• [Exercise requirements]: Copy out all the lines in the records that include the word "JSON".

>>>>

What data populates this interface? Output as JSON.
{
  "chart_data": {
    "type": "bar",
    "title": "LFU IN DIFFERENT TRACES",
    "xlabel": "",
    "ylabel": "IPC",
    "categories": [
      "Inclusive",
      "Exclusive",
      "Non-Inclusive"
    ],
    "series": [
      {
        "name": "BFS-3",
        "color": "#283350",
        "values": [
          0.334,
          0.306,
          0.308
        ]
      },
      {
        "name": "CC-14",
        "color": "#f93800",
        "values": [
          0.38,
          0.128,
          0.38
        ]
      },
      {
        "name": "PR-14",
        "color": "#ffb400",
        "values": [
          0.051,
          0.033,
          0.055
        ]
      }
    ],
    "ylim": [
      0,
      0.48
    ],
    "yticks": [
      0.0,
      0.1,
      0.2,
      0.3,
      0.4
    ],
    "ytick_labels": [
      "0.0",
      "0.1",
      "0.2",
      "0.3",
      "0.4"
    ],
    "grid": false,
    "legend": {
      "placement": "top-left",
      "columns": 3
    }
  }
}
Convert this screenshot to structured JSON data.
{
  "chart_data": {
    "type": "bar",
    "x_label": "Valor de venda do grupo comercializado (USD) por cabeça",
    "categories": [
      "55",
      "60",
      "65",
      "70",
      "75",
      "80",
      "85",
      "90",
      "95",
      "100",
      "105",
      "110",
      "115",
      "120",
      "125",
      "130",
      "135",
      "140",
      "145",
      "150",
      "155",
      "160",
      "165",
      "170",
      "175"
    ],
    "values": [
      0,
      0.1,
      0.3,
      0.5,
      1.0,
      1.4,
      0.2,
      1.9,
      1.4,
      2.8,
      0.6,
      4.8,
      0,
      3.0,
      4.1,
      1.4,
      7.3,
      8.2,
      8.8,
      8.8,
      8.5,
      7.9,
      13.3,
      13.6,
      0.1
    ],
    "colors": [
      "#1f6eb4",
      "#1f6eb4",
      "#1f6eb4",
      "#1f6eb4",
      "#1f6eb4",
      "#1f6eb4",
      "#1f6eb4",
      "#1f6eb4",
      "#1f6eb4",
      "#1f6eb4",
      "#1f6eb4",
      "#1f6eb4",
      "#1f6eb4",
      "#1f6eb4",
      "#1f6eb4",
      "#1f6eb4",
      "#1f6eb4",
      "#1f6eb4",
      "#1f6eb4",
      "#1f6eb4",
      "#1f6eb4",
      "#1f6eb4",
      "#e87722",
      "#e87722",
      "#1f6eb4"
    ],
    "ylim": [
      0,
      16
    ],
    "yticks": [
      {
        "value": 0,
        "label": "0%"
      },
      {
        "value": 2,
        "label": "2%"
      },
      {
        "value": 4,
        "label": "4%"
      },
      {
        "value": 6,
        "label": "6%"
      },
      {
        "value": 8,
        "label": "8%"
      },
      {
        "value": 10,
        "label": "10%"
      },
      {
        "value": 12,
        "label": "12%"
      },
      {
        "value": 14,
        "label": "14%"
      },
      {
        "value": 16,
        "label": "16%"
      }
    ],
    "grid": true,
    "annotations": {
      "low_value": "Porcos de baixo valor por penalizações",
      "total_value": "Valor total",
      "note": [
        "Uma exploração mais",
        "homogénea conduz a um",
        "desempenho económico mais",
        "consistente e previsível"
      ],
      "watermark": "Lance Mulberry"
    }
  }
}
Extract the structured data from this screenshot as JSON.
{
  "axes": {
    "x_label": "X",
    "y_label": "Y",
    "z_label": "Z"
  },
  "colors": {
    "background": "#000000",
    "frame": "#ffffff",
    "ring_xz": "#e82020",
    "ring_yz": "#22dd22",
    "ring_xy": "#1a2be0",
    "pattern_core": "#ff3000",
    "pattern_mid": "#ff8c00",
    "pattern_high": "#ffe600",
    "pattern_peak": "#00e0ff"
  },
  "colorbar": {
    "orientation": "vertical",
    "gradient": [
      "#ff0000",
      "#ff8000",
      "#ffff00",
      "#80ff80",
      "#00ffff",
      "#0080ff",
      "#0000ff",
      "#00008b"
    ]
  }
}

<<<<

• [Task output]:
What data populates this interface? Output as JSON.
Convert this screenshot to structured JSON data.
Extract the structured data from this screenshot as JSON.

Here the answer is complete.